(What is needed) Copy each line that contains the word "type".

Records from a data source
* * * * *
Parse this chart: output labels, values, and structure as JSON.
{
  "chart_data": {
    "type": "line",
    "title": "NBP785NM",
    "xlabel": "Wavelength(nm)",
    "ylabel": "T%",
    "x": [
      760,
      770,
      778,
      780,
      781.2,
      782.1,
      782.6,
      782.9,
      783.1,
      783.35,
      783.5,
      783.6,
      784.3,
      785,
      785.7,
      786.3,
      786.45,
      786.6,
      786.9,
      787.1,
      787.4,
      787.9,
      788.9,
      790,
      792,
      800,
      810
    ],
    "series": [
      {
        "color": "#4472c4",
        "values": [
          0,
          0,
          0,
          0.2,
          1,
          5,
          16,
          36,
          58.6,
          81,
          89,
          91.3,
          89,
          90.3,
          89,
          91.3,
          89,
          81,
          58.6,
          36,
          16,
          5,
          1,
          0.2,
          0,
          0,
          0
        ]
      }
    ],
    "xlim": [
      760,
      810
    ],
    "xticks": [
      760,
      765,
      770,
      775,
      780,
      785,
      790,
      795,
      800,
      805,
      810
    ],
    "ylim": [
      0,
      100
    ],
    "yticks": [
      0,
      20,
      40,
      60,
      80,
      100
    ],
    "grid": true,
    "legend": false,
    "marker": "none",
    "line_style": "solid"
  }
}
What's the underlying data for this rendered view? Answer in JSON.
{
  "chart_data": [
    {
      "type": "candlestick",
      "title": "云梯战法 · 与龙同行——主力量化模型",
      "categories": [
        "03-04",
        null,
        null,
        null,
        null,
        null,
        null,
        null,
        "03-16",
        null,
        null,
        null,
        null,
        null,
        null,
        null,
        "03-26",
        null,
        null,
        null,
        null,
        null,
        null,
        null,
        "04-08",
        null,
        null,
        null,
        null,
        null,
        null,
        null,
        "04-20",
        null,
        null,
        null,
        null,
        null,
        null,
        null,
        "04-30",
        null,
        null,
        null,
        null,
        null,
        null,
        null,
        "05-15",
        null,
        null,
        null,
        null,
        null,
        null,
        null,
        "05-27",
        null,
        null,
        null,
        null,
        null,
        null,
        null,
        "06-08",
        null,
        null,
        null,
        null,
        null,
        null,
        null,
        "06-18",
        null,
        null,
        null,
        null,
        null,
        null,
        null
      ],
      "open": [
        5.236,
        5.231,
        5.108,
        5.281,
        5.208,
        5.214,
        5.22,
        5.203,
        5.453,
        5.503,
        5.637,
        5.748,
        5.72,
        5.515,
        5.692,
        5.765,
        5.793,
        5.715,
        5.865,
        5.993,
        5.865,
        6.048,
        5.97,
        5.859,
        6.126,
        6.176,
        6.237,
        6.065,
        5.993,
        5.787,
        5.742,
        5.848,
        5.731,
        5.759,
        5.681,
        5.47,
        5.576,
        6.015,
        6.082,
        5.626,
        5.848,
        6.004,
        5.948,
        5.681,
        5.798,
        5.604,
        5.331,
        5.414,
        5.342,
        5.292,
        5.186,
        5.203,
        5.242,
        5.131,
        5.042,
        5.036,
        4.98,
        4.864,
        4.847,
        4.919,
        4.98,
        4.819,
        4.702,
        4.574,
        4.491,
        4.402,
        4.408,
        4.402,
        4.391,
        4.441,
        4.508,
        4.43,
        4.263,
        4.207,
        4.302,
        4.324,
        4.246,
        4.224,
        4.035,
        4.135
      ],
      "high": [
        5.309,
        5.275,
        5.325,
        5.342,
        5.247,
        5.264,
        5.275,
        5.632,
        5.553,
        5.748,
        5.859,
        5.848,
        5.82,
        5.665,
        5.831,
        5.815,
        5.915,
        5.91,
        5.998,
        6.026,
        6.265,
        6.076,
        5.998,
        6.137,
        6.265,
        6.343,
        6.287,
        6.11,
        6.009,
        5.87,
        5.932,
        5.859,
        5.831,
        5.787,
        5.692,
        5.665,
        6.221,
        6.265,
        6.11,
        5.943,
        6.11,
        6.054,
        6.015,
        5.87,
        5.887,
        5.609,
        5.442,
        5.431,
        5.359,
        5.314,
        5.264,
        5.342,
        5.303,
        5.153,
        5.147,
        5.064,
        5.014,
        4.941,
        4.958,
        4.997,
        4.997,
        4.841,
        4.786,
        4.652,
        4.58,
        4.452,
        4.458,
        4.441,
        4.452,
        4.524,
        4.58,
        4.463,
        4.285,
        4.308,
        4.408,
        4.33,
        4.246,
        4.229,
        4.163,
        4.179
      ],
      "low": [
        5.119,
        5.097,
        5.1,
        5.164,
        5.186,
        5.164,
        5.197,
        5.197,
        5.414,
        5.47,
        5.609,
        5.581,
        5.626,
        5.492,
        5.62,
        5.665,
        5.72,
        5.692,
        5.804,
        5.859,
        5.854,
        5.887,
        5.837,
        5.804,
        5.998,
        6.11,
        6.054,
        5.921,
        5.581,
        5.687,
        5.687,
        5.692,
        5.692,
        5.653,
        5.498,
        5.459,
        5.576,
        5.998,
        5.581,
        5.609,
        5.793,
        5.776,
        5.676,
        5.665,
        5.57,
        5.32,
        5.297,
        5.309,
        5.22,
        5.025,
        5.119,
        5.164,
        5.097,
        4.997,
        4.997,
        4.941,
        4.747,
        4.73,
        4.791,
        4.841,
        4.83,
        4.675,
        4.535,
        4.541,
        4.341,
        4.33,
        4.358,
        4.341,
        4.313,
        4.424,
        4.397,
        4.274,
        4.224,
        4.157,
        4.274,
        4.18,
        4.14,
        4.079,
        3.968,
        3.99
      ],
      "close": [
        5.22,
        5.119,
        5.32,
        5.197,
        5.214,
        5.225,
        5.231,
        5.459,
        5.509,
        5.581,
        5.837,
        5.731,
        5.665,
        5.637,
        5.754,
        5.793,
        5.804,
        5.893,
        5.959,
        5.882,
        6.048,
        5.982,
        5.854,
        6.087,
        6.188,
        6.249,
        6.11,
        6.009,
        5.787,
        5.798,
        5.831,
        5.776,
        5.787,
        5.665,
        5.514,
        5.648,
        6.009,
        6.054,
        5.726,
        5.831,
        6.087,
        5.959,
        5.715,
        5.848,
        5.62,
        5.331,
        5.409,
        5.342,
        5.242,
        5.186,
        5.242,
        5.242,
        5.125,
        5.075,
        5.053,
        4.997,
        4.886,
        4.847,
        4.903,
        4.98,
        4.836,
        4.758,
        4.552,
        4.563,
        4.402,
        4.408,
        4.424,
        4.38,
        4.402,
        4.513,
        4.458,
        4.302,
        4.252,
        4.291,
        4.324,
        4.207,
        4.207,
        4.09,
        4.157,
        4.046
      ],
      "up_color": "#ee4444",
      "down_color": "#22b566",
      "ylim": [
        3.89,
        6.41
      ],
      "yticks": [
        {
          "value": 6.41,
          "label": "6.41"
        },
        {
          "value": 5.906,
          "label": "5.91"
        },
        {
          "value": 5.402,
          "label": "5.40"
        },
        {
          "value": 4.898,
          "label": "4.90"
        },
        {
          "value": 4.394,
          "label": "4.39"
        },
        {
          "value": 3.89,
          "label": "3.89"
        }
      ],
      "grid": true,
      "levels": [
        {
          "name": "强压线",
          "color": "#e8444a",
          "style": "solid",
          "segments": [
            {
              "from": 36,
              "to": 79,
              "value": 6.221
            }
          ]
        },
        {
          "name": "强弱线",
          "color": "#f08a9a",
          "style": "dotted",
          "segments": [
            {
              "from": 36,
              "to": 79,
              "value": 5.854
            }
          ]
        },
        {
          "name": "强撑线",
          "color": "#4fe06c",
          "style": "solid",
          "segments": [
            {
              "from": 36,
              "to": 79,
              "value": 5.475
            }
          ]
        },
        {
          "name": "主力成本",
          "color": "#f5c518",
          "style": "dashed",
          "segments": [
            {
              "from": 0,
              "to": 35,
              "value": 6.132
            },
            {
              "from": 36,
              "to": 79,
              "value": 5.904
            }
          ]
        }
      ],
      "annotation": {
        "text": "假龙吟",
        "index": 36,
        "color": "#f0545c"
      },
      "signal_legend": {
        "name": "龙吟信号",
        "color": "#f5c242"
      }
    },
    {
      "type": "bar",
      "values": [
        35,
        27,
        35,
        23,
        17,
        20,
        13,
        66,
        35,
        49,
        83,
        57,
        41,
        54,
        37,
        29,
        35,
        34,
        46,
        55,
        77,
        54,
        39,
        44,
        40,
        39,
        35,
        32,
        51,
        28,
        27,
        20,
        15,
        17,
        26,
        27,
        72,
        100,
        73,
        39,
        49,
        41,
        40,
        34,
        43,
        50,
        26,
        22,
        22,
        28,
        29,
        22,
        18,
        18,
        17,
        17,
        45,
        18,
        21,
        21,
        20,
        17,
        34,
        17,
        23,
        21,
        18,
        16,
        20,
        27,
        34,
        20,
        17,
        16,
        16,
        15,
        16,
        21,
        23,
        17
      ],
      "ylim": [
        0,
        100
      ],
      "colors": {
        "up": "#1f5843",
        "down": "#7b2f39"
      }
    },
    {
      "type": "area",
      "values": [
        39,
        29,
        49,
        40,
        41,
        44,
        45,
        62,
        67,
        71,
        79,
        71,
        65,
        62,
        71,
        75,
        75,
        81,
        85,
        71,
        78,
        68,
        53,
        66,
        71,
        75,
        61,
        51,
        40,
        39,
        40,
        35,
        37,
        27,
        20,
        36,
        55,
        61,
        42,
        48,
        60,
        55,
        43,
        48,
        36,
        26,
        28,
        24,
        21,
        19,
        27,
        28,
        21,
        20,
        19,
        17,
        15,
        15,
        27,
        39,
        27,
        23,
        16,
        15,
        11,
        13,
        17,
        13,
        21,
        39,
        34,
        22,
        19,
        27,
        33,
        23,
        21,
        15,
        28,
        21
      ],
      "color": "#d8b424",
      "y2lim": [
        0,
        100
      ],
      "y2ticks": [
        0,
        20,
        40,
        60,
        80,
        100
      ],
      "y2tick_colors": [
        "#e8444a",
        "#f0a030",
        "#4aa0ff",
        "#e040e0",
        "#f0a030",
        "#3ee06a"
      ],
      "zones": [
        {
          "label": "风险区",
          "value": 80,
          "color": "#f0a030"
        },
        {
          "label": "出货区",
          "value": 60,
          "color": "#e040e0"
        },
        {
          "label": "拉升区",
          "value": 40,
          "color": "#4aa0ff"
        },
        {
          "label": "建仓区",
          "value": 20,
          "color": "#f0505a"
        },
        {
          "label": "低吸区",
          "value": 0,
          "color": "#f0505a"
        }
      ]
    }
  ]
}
* * * * *
(Full response)
    "type": "line",
      "type": "candlestick",
      "type": "bar",
      "type": "area",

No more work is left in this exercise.